*Exercise objective*. Transcribe all of the material exactly. Any picture in it should be left out.

*Excerpted data*.
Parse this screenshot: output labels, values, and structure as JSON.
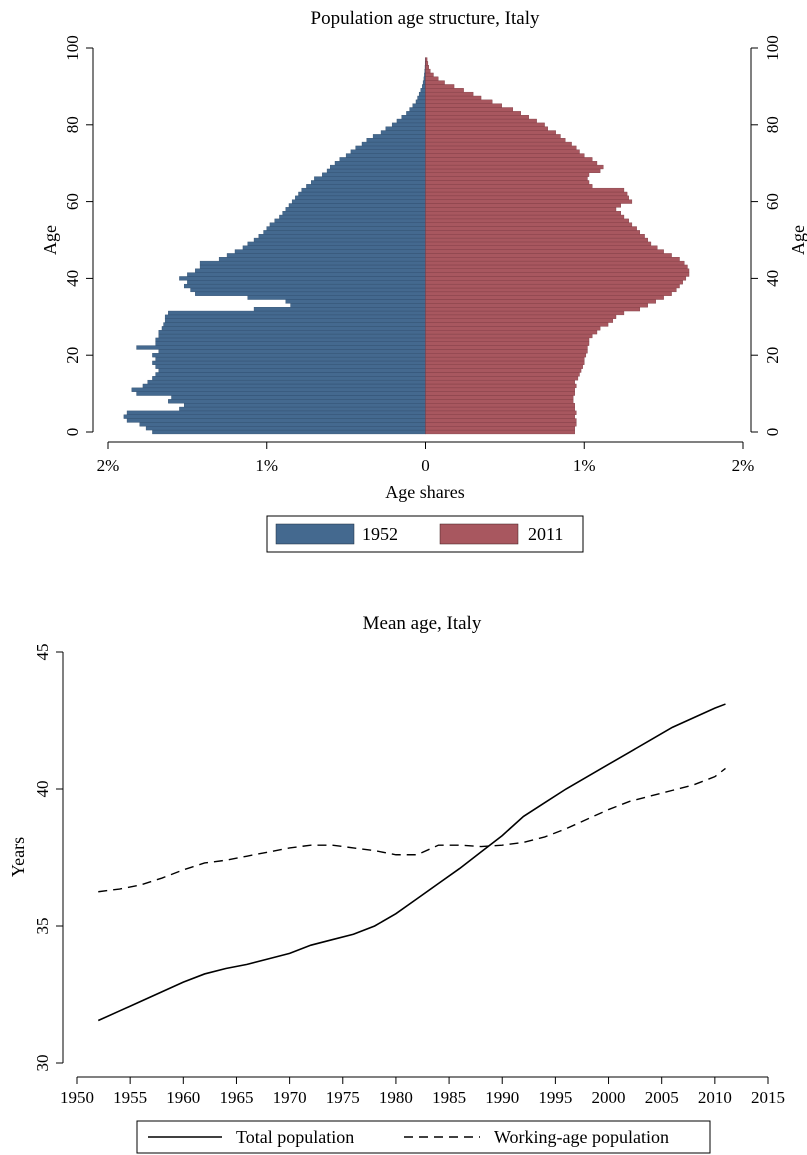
{
  "chart_data": [
    {
      "type": "bar",
      "orientation": "horizontal-pyramid",
      "title": "Population age structure, Italy",
      "xlabel": "Age shares",
      "ylabel": "Age",
      "ylabel_right": "Age",
      "xlim": [
        -2,
        2
      ],
      "ylim": [
        0,
        100
      ],
      "x_ticks": [
        "2%",
        "1%",
        "0",
        "1%",
        "2%"
      ],
      "y_ticks": [
        "0",
        "20",
        "40",
        "60",
        "80",
        "100"
      ],
      "grid": false,
      "legend_position": "bottom",
      "series": [
        {
          "name": "1952",
          "color": "#44698f",
          "side": "left",
          "ages": [
            0,
            1,
            2,
            3,
            4,
            5,
            6,
            7,
            8,
            9,
            10,
            11,
            12,
            13,
            14,
            15,
            16,
            17,
            18,
            19,
            20,
            21,
            22,
            23,
            24,
            25,
            26,
            27,
            28,
            29,
            30,
            31,
            32,
            33,
            34,
            35,
            36,
            37,
            38,
            39,
            40,
            41,
            42,
            43,
            44,
            45,
            46,
            47,
            48,
            49,
            50,
            51,
            52,
            53,
            54,
            55,
            56,
            57,
            58,
            59,
            60,
            61,
            62,
            63,
            64,
            65,
            66,
            67,
            68,
            69,
            70,
            71,
            72,
            73,
            74,
            75,
            76,
            77,
            78,
            79,
            80,
            81,
            82,
            83,
            84,
            85,
            86,
            87,
            88,
            89,
            90,
            91,
            92,
            93,
            94,
            95,
            96,
            97
          ],
          "values": [
            1.72,
            1.76,
            1.8,
            1.88,
            1.9,
            1.88,
            1.55,
            1.52,
            1.62,
            1.6,
            1.82,
            1.85,
            1.78,
            1.75,
            1.72,
            1.7,
            1.68,
            1.7,
            1.72,
            1.7,
            1.72,
            1.68,
            1.82,
            1.7,
            1.7,
            1.68,
            1.68,
            1.66,
            1.65,
            1.64,
            1.64,
            1.62,
            1.08,
            0.85,
            0.88,
            1.12,
            1.45,
            1.48,
            1.52,
            1.5,
            1.55,
            1.5,
            1.45,
            1.42,
            1.42,
            1.3,
            1.25,
            1.2,
            1.15,
            1.12,
            1.08,
            1.05,
            1.02,
            1.0,
            0.98,
            0.95,
            0.92,
            0.9,
            0.88,
            0.86,
            0.84,
            0.82,
            0.8,
            0.78,
            0.75,
            0.72,
            0.7,
            0.65,
            0.62,
            0.6,
            0.57,
            0.54,
            0.5,
            0.47,
            0.44,
            0.4,
            0.37,
            0.33,
            0.28,
            0.25,
            0.21,
            0.18,
            0.15,
            0.12,
            0.1,
            0.08,
            0.06,
            0.05,
            0.04,
            0.03,
            0.02,
            0.015,
            0.01,
            0.007,
            0.005,
            0.003,
            0.002,
            0.001
          ]
        },
        {
          "name": "2011",
          "color": "#a8575f",
          "side": "right",
          "ages": [
            0,
            1,
            2,
            3,
            4,
            5,
            6,
            7,
            8,
            9,
            10,
            11,
            12,
            13,
            14,
            15,
            16,
            17,
            18,
            19,
            20,
            21,
            22,
            23,
            24,
            25,
            26,
            27,
            28,
            29,
            30,
            31,
            32,
            33,
            34,
            35,
            36,
            37,
            38,
            39,
            40,
            41,
            42,
            43,
            44,
            45,
            46,
            47,
            48,
            49,
            50,
            51,
            52,
            53,
            54,
            55,
            56,
            57,
            58,
            59,
            60,
            61,
            62,
            63,
            64,
            65,
            66,
            67,
            68,
            69,
            70,
            71,
            72,
            73,
            74,
            75,
            76,
            77,
            78,
            79,
            80,
            81,
            82,
            83,
            84,
            85,
            86,
            87,
            88,
            89,
            90,
            91,
            92,
            93,
            94,
            95,
            96,
            97
          ],
          "values": [
            0.94,
            0.94,
            0.95,
            0.95,
            0.94,
            0.95,
            0.94,
            0.94,
            0.93,
            0.93,
            0.94,
            0.94,
            0.95,
            0.94,
            0.96,
            0.97,
            0.98,
            0.99,
            1.0,
            1.0,
            1.01,
            1.02,
            1.02,
            1.03,
            1.03,
            1.05,
            1.08,
            1.1,
            1.15,
            1.18,
            1.2,
            1.25,
            1.35,
            1.4,
            1.45,
            1.5,
            1.55,
            1.58,
            1.6,
            1.62,
            1.64,
            1.66,
            1.66,
            1.65,
            1.63,
            1.6,
            1.55,
            1.5,
            1.46,
            1.42,
            1.4,
            1.38,
            1.35,
            1.33,
            1.3,
            1.28,
            1.25,
            1.23,
            1.2,
            1.23,
            1.3,
            1.28,
            1.27,
            1.25,
            1.05,
            1.03,
            1.02,
            1.03,
            1.1,
            1.12,
            1.08,
            1.05,
            1.0,
            0.97,
            0.95,
            0.92,
            0.88,
            0.85,
            0.82,
            0.77,
            0.75,
            0.7,
            0.65,
            0.6,
            0.55,
            0.48,
            0.42,
            0.35,
            0.3,
            0.24,
            0.18,
            0.12,
            0.08,
            0.05,
            0.03,
            0.02,
            0.015,
            0.01
          ]
        }
      ]
    },
    {
      "type": "line",
      "title": "Mean age, Italy",
      "xlabel": "",
      "ylabel": "Years",
      "xlim": [
        1950,
        2015
      ],
      "ylim": [
        30,
        45
      ],
      "x_ticks": [
        "1950",
        "1955",
        "1960",
        "1965",
        "1970",
        "1975",
        "1980",
        "1985",
        "1990",
        "1995",
        "2000",
        "2005",
        "2010",
        "2015"
      ],
      "y_ticks": [
        "30",
        "35",
        "40",
        "45"
      ],
      "grid": false,
      "legend_position": "bottom",
      "x": [
        1952,
        1954,
        1956,
        1958,
        1960,
        1962,
        1964,
        1966,
        1968,
        1970,
        1972,
        1974,
        1976,
        1978,
        1980,
        1982,
        1984,
        1986,
        1988,
        1990,
        1992,
        1994,
        1996,
        1998,
        2000,
        2002,
        2004,
        2006,
        2008,
        2010,
        2011
      ],
      "series": [
        {
          "name": "Total population",
          "style": "solid",
          "values": [
            31.55,
            31.9,
            32.25,
            32.6,
            32.95,
            33.25,
            33.45,
            33.6,
            33.8,
            34.0,
            34.3,
            34.5,
            34.7,
            35.0,
            35.45,
            36.0,
            36.55,
            37.1,
            37.7,
            38.3,
            39.0,
            39.5,
            40.0,
            40.45,
            40.9,
            41.35,
            41.8,
            42.25,
            42.6,
            42.95,
            43.1
          ]
        },
        {
          "name": "Working-age population",
          "style": "dashed",
          "values": [
            36.25,
            36.35,
            36.5,
            36.75,
            37.05,
            37.3,
            37.4,
            37.55,
            37.7,
            37.85,
            37.95,
            37.95,
            37.85,
            37.75,
            37.6,
            37.6,
            37.95,
            37.95,
            37.9,
            37.95,
            38.05,
            38.25,
            38.55,
            38.9,
            39.25,
            39.55,
            39.75,
            39.95,
            40.15,
            40.45,
            40.75
          ]
        }
      ]
    }
  ]
}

*Full output*.
Parse this screenshot: output labels, values, and structure as JSON.
{
  "chart_data": [
    {
      "type": "bar",
      "orientation": "horizontal-pyramid",
      "title": "Population age structure, Italy",
      "xlabel": "Age shares",
      "ylabel": "Age",
      "ylabel_right": "Age",
      "xlim": [
        -2,
        2
      ],
      "ylim": [
        0,
        100
      ],
      "x_ticks": [
        "2%",
        "1%",
        "0",
        "1%",
        "2%"
      ],
      "y_ticks": [
        "0",
        "20",
        "40",
        "60",
        "80",
        "100"
      ],
      "grid": false,
      "legend_position": "bottom",
      "series": [
        {
          "name": "1952",
          "color": "#44698f",
          "side": "left",
          "ages": [
            0,
            1,
            2,
            3,
            4,
            5,
            6,
            7,
            8,
            9,
            10,
            11,
            12,
            13,
            14,
            15,
            16,
            17,
            18,
            19,
            20,
            21,
            22,
            23,
            24,
            25,
            26,
            27,
            28,
            29,
            30,
            31,
            32,
            33,
            34,
            35,
            36,
            37,
            38,
            39,
            40,
            41,
            42,
            43,
            44,
            45,
            46,
            47,
            48,
            49,
            50,
            51,
            52,
            53,
            54,
            55,
            56,
            57,
            58,
            59,
            60,
            61,
            62,
            63,
            64,
            65,
            66,
            67,
            68,
            69,
            70,
            71,
            72,
            73,
            74,
            75,
            76,
            77,
            78,
            79,
            80,
            81,
            82,
            83,
            84,
            85,
            86,
            87,
            88,
            89,
            90,
            91,
            92,
            93,
            94,
            95,
            96,
            97
          ],
          "values": [
            1.72,
            1.76,
            1.8,
            1.88,
            1.9,
            1.88,
            1.55,
            1.52,
            1.62,
            1.6,
            1.82,
            1.85,
            1.78,
            1.75,
            1.72,
            1.7,
            1.68,
            1.7,
            1.72,
            1.7,
            1.72,
            1.68,
            1.82,
            1.7,
            1.7,
            1.68,
            1.68,
            1.66,
            1.65,
            1.64,
            1.64,
            1.62,
            1.08,
            0.85,
            0.88,
            1.12,
            1.45,
            1.48,
            1.52,
            1.5,
            1.55,
            1.5,
            1.45,
            1.42,
            1.42,
            1.3,
            1.25,
            1.2,
            1.15,
            1.12,
            1.08,
            1.05,
            1.02,
            1.0,
            0.98,
            0.95,
            0.92,
            0.9,
            0.88,
            0.86,
            0.84,
            0.82,
            0.8,
            0.78,
            0.75,
            0.72,
            0.7,
            0.65,
            0.62,
            0.6,
            0.57,
            0.54,
            0.5,
            0.47,
            0.44,
            0.4,
            0.37,
            0.33,
            0.28,
            0.25,
            0.21,
            0.18,
            0.15,
            0.12,
            0.1,
            0.08,
            0.06,
            0.05,
            0.04,
            0.03,
            0.02,
            0.015,
            0.01,
            0.007,
            0.005,
            0.003,
            0.002,
            0.001
          ]
        },
        {
          "name": "2011",
          "color": "#a8575f",
          "side": "right",
          "ages": [
            0,
            1,
            2,
            3,
            4,
            5,
            6,
            7,
            8,
            9,
            10,
            11,
            12,
            13,
            14,
            15,
            16,
            17,
            18,
            19,
            20,
            21,
            22,
            23,
            24,
            25,
            26,
            27,
            28,
            29,
            30,
            31,
            32,
            33,
            34,
            35,
            36,
            37,
            38,
            39,
            40,
            41,
            42,
            43,
            44,
            45,
            46,
            47,
            48,
            49,
            50,
            51,
            52,
            53,
            54,
            55,
            56,
            57,
            58,
            59,
            60,
            61,
            62,
            63,
            64,
            65,
            66,
            67,
            68,
            69,
            70,
            71,
            72,
            73,
            74,
            75,
            76,
            77,
            78,
            79,
            80,
            81,
            82,
            83,
            84,
            85,
            86,
            87,
            88,
            89,
            90,
            91,
            92,
            93,
            94,
            95,
            96,
            97
          ],
          "values": [
            0.94,
            0.94,
            0.95,
            0.95,
            0.94,
            0.95,
            0.94,
            0.94,
            0.93,
            0.93,
            0.94,
            0.94,
            0.95,
            0.94,
            0.96,
            0.97,
            0.98,
            0.99,
            1.0,
            1.0,
            1.01,
            1.02,
            1.02,
            1.03,
            1.03,
            1.05,
            1.08,
            1.1,
            1.15,
            1.18,
            1.2,
            1.25,
            1.35,
            1.4,
            1.45,
            1.5,
            1.55,
            1.58,
            1.6,
            1.62,
            1.64,
            1.66,
            1.66,
            1.65,
            1.63,
            1.6,
            1.55,
            1.5,
            1.46,
            1.42,
            1.4,
            1.38,
            1.35,
            1.33,
            1.3,
            1.28,
            1.25,
            1.23,
            1.2,
            1.23,
            1.3,
            1.28,
            1.27,
            1.25,
            1.05,
            1.03,
            1.02,
            1.03,
            1.1,
            1.12,
            1.08,
            1.05,
            1.0,
            0.97,
            0.95,
            0.92,
            0.88,
            0.85,
            0.82,
            0.77,
            0.75,
            0.7,
            0.65,
            0.6,
            0.55,
            0.48,
            0.42,
            0.35,
            0.3,
            0.24,
            0.18,
            0.12,
            0.08,
            0.05,
            0.03,
            0.02,
            0.015,
            0.01
          ]
        }
      ]
    },
    {
      "type": "line",
      "title": "Mean age, Italy",
      "xlabel": "",
      "ylabel": "Years",
      "xlim": [
        1950,
        2015
      ],
      "ylim": [
        30,
        45
      ],
      "x_ticks": [
        "1950",
        "1955",
        "1960",
        "1965",
        "1970",
        "1975",
        "1980",
        "1985",
        "1990",
        "1995",
        "2000",
        "2005",
        "2010",
        "2015"
      ],
      "y_ticks": [
        "30",
        "35",
        "40",
        "45"
      ],
      "grid": false,
      "legend_position": "bottom",
      "x": [
        1952,
        1954,
        1956,
        1958,
        1960,
        1962,
        1964,
        1966,
        1968,
        1970,
        1972,
        1974,
        1976,
        1978,
        1980,
        1982,
        1984,
        1986,
        1988,
        1990,
        1992,
        1994,
        1996,
        1998,
        2000,
        2002,
        2004,
        2006,
        2008,
        2010,
        2011
      ],
      "series": [
        {
          "name": "Total population",
          "style": "solid",
          "values": [
            31.55,
            31.9,
            32.25,
            32.6,
            32.95,
            33.25,
            33.45,
            33.6,
            33.8,
            34.0,
            34.3,
            34.5,
            34.7,
            35.0,
            35.45,
            36.0,
            36.55,
            37.1,
            37.7,
            38.3,
            39.0,
            39.5,
            40.0,
            40.45,
            40.9,
            41.35,
            41.8,
            42.25,
            42.6,
            42.95,
            43.1
          ]
        },
        {
          "name": "Working-age population",
          "style": "dashed",
          "values": [
            36.25,
            36.35,
            36.5,
            36.75,
            37.05,
            37.3,
            37.4,
            37.55,
            37.7,
            37.85,
            37.95,
            37.95,
            37.85,
            37.75,
            37.6,
            37.6,
            37.95,
            37.95,
            37.9,
            37.95,
            38.05,
            38.25,
            38.55,
            38.9,
            39.25,
            39.55,
            39.75,
            39.95,
            40.15,
            40.45,
            40.75
          ]
        }
      ]
    }
  ]
}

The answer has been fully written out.